THE DATA:
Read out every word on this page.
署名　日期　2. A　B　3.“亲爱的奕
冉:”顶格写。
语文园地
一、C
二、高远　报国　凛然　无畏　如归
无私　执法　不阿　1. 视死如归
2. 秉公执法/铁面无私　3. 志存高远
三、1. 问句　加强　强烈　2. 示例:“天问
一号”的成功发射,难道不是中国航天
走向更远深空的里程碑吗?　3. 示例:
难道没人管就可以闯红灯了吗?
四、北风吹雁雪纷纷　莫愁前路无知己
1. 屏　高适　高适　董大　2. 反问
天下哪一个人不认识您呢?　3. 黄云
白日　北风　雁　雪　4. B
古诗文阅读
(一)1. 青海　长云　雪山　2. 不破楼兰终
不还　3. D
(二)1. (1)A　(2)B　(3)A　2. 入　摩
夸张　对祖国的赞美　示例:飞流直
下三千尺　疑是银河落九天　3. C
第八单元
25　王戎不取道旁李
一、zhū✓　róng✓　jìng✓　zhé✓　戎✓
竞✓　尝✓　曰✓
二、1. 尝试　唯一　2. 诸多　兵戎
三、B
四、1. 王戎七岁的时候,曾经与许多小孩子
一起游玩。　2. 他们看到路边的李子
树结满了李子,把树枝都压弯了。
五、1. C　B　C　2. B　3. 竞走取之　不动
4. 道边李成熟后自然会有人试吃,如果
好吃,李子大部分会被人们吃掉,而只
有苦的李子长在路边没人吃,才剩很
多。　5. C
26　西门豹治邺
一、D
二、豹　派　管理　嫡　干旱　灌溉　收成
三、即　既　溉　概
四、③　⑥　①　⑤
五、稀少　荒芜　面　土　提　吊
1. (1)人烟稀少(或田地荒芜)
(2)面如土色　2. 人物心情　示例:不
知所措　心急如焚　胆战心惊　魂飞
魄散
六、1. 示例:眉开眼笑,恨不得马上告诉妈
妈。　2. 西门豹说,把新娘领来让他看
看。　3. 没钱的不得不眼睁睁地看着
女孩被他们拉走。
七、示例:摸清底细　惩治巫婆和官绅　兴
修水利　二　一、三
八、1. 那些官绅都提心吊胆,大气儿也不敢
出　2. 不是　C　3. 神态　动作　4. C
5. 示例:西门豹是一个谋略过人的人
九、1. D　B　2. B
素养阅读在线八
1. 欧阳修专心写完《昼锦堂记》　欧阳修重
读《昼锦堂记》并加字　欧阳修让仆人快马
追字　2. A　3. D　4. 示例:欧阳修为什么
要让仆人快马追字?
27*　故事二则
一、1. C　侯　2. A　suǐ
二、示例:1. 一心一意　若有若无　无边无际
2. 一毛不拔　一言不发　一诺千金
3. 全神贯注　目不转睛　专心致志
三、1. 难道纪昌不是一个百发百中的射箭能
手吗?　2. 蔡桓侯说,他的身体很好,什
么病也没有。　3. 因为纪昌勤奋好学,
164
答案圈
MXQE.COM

WHAT IS REQUIRED:
Show all lines in the entries above where the word "昼锦堂记" appears.

RESPONSE TO THE EXERCISE:
1. 欧阳修专心写完《昼锦堂记》　欧阳修重
读《昼锦堂记》并加字　欧阳修让仆人快马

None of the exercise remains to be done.